AVAILABLE DATA:
--- Start ---
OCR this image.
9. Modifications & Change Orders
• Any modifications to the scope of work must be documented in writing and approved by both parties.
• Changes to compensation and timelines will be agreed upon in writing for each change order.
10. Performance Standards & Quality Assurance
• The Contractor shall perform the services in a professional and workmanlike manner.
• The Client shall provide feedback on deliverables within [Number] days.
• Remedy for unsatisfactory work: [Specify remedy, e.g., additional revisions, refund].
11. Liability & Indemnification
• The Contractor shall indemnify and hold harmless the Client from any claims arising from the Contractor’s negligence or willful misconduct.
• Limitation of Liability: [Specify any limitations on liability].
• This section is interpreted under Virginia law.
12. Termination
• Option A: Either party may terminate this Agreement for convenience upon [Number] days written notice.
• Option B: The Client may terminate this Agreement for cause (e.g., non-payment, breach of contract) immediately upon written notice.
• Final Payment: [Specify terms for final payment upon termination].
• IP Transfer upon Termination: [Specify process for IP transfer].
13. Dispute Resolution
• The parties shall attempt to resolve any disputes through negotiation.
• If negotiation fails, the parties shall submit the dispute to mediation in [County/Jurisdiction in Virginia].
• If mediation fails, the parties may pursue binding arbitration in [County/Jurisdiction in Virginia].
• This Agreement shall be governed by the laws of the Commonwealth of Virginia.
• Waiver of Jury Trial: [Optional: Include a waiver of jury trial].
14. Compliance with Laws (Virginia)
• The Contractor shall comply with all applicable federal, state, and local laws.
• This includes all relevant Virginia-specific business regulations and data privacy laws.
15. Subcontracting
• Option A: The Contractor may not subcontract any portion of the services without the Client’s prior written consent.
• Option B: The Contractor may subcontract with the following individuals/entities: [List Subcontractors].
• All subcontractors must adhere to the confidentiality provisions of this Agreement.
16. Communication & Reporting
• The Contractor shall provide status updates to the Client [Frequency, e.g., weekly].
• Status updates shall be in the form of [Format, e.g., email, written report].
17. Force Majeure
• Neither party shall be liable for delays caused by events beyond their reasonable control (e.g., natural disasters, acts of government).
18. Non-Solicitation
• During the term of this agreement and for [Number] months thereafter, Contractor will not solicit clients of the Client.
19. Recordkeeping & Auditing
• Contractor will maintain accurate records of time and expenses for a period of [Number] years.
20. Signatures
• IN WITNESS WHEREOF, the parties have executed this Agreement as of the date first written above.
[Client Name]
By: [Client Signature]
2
--- End ---
GOAL OF THE EXERCISE: In the listing above, how many lines include the word "must"? Answer with the number and nothing more.

PROBLEM SOLUTION: 2